[begin Dataset excerpts]

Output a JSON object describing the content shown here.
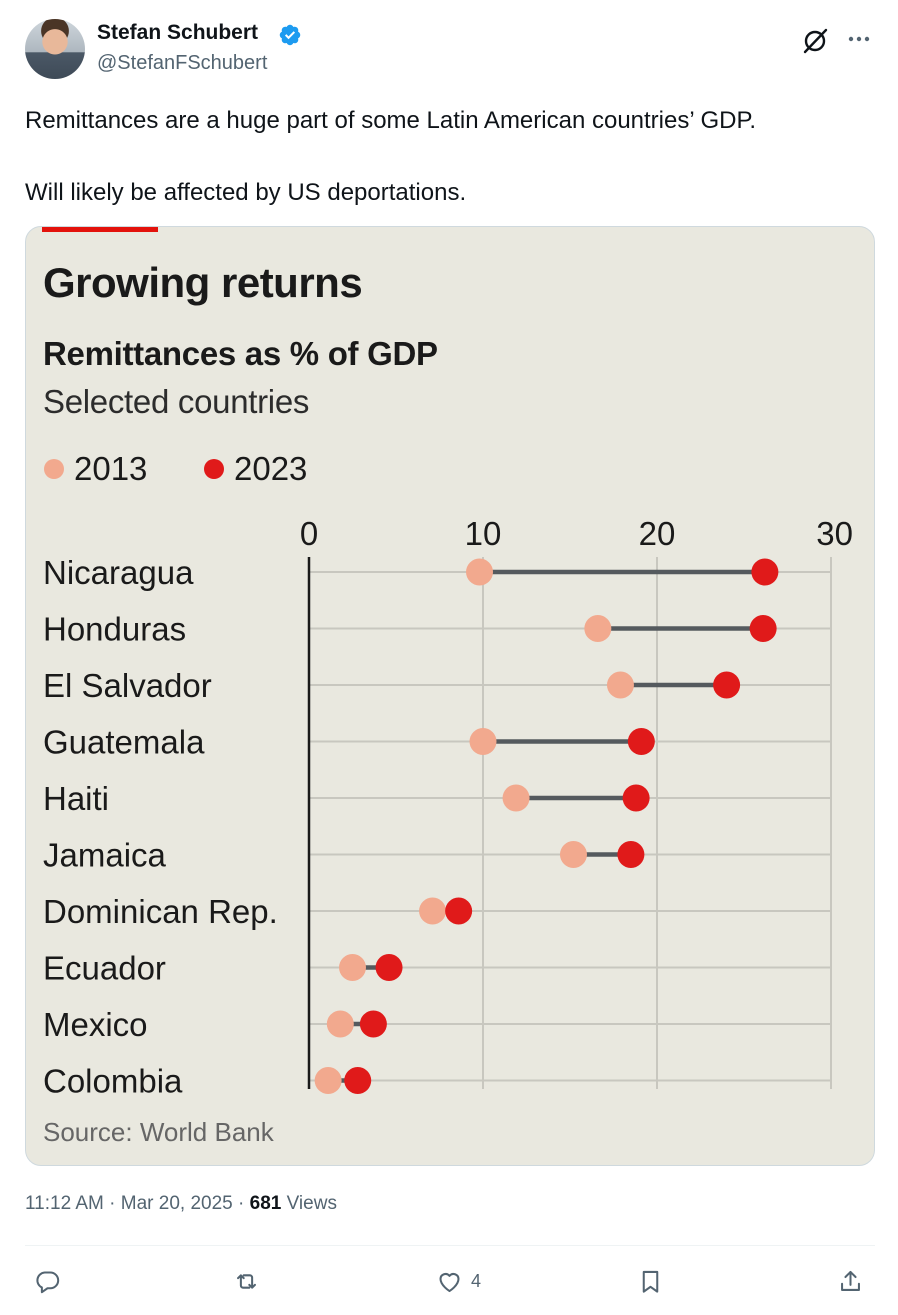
{
  "author": {
    "name": "Stefan Schubert",
    "handle": "@StefanFSchubert"
  },
  "tweet": {
    "text_line1": "Remittances are a huge part of some Latin American countries’ GDP.",
    "text_line2": "Will likely be affected by US deportations."
  },
  "meta": {
    "time": "11:12 AM",
    "separator1": " · ",
    "date": "Mar 20, 2025",
    "separator2": " · ",
    "views": "681",
    "views_label": " Views"
  },
  "actions": {
    "reply_count": "",
    "retweet_count": "",
    "like_count": "4",
    "bookmark_count": ""
  },
  "colors": {
    "accent_red": "#e3120b",
    "dot_2013": "#f2a98e",
    "dot_2023": "#e01a1a",
    "connector": "#555a5e",
    "chart_bg": "#e9e8df",
    "verified_blue": "#1d9bf0"
  },
  "icons": {
    "verified": "verified-badge-icon",
    "grok": "grok-icon",
    "more": "more-icon",
    "reply": "reply-icon",
    "retweet": "retweet-icon",
    "like": "heart-icon",
    "bookmark": "bookmark-icon",
    "share": "share-icon"
  },
  "chart_data": {
    "type": "dumbbell",
    "title": "Growing returns",
    "subtitle": "Remittances as % of GDP",
    "subsubtitle": "Selected countries",
    "source": "Source: World Bank",
    "series": [
      {
        "name": "2013",
        "color": "#f2a98e"
      },
      {
        "name": "2023",
        "color": "#e01a1a"
      }
    ],
    "xlim": [
      0,
      30
    ],
    "xticks": [
      "0",
      "10",
      "20",
      "30"
    ],
    "grid": true,
    "legend_position": "top-left",
    "categories": [
      "Nicaragua",
      "Honduras",
      "El Salvador",
      "Guatemala",
      "Haiti",
      "Jamaica",
      "Dominican Rep.",
      "Ecuador",
      "Mexico",
      "Colombia"
    ],
    "values_2013": [
      9.8,
      16.6,
      17.9,
      10.0,
      11.9,
      15.2,
      7.1,
      2.5,
      1.8,
      1.1
    ],
    "values_2023": [
      26.2,
      26.1,
      24.0,
      19.1,
      18.8,
      18.5,
      8.6,
      4.6,
      3.7,
      2.8
    ]
  }
}
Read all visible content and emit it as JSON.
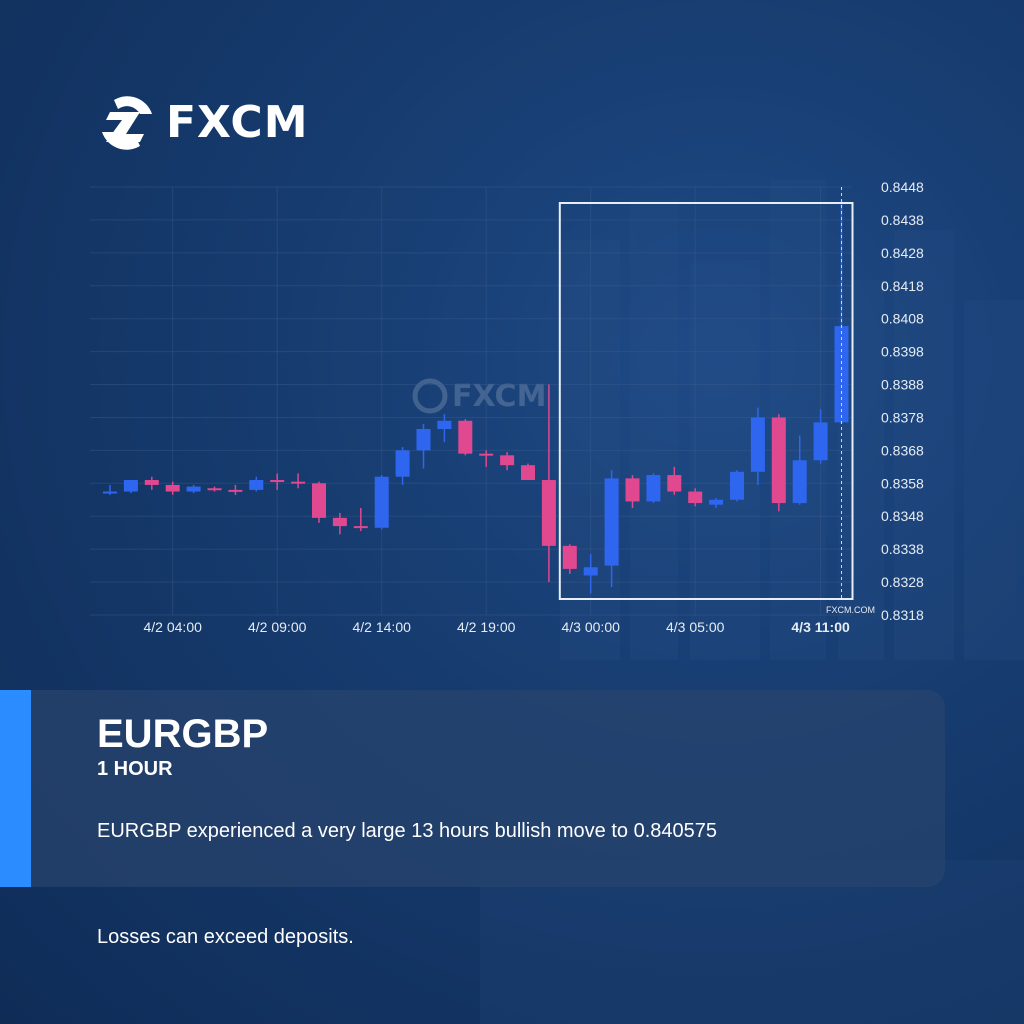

[end Dataset excerpts]

[Objective]: Copy out every line holding the string "countries".

[Task output]:
    "text_line1": "Remittances are a huge part of some Latin American countries’ GDP.",
    "subsubtitle": "Selected countries",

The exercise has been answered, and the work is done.